### What the task requires
Check every line of the data below for the string "triangle", and copy the ones that hold it.

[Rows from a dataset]
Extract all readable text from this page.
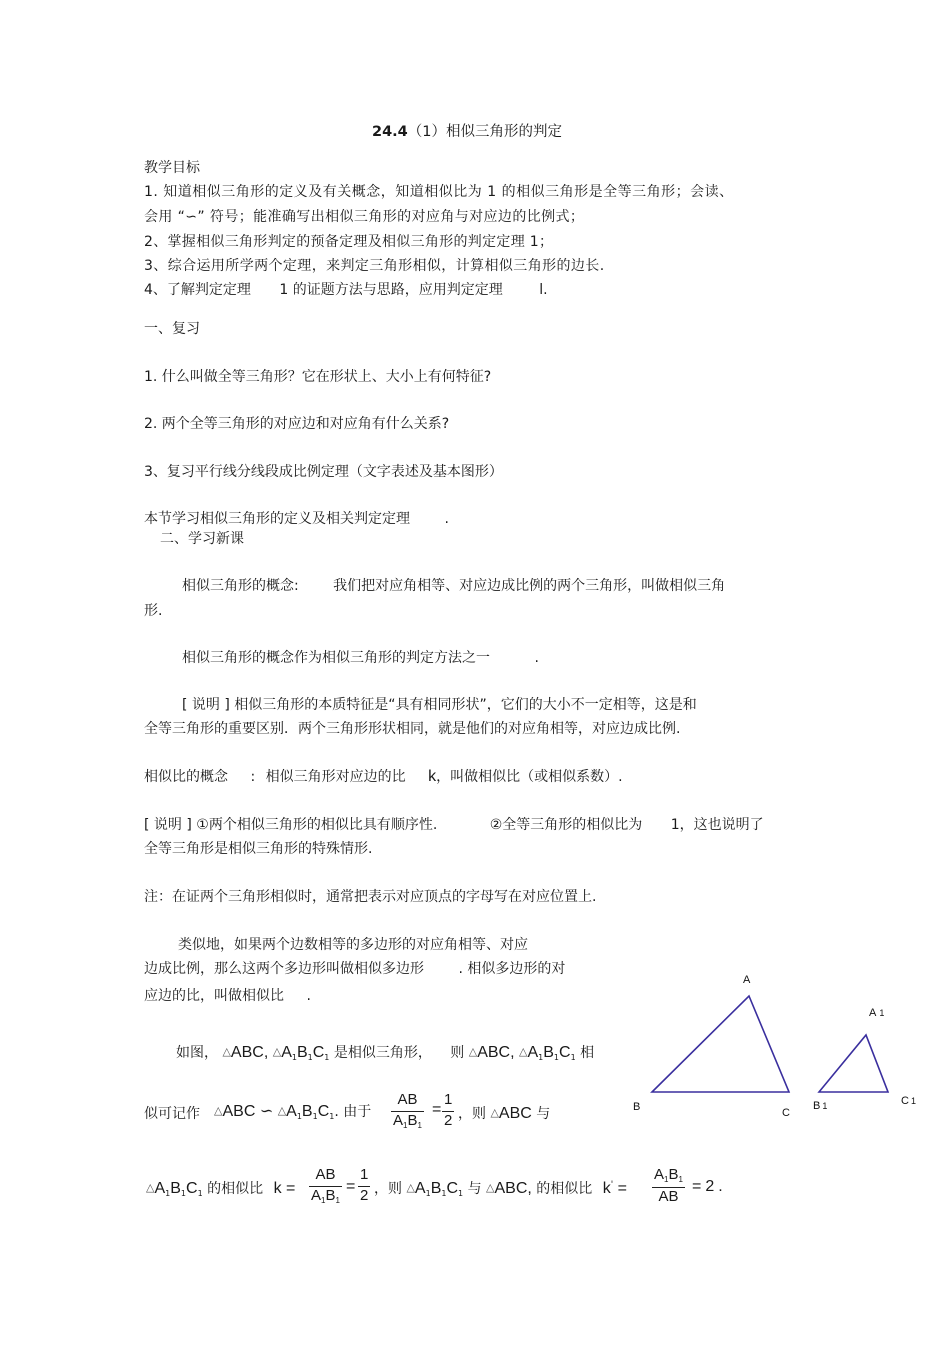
24.4（1）相似三角形的判定
教学目标
1. 知道相似三角形的定义及有关概念，知道相似比为 1 的相似三角形是全等三角形；会读、
会用 “∽” 符号；能准确写出相似三角形的对应角与对应边的比例式；
2、掌握相似三角形判定的预备定理及相似三角形的判定定理 1；
3、综合运用所学两个定理，来判定三角形相似，计算相似三角形的边长.
4、了解判定定理 1 的证题方法与思路，应用判定定理	l.
一、复习
1. 什么叫做全等三角形？它在形状上、大小上有何特征?
2. 两个全等三角形的对应边和对应角有什么关系?
3、复习平行线分线段成比例定理（文字表述及基本图形）
本节学习相似三角形的定义及相关判定定理 .
二、学习新课
相似三角形的概念: 我们把对应角相等、对应边成比例的两个三角形，叫做相似三角
形.
相似三角形的概念作为相似三角形的判定方法之一	.
[ 说明 ] 相似三角形的本质特征是“具有相同形状”，它们的大小不一定相等，这是和
全等三角形的重要区别．两个三角形形状相同，就是他们的对应角相等，对应边成比例.
相似比的概念 : 相似三角形对应边的比 k，叫做相似比（或相似系数）.
[ 说明 ] ①两个相似三角形的相似比具有顺序性.	②全等三角形的相似比为 1，这也说明了
全等三角形是相似三角形的特殊情形.
注：在证两个三角形相似时，通常把表示对应顶点的字母写在对应位置上.
类似地，如果两个边数相等的多边形的对应角相等、对应
边成比例，那么这两个多边形叫做相似多边形 . 相似多边形的对
应边的比，叫做相似比 .
如图， △ABC, $\triangle A_1B_1C_1$ 是相似三角形， 则 △ABC, $\triangle A_1B_1C_1$ 相
似可记作 △ABC ∽ $\triangle A_1B_1C_1$. 由于 $\frac{AB}{A_1B_1} = \frac{1}{2}$ ，则 △ABC 与
$\triangle A_1B_1C_1$ 的相似比 $k = \frac{AB}{A_1B_1} = \frac{1}{2}$ ，则 $\triangle A_1B_1C_1$ 与 △ABC, 的相似比 $k' = \frac{A_1B_1}{AB} = 2$ .
A
B	C
A 1
B 1	C 1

### Solution for this task
如图， △ABC, $\triangle A_1B_1C_1$ 是相似三角形， 则 △ABC, $\triangle A_1B_1C_1$ 相
似可记作 △ABC ∽ $\triangle A_1B_1C_1$. 由于 $\frac{AB}{A_1B_1} = \frac{1}{2}$ ，则 △ABC 与
$\triangle A_1B_1C_1$ 的相似比 $k = \frac{AB}{A_1B_1} = \frac{1}{2}$ ，则 $\triangle A_1B_1C_1$ 与 △ABC, 的相似比 $k' = \frac{A_1B_1}{AB} = 2$ .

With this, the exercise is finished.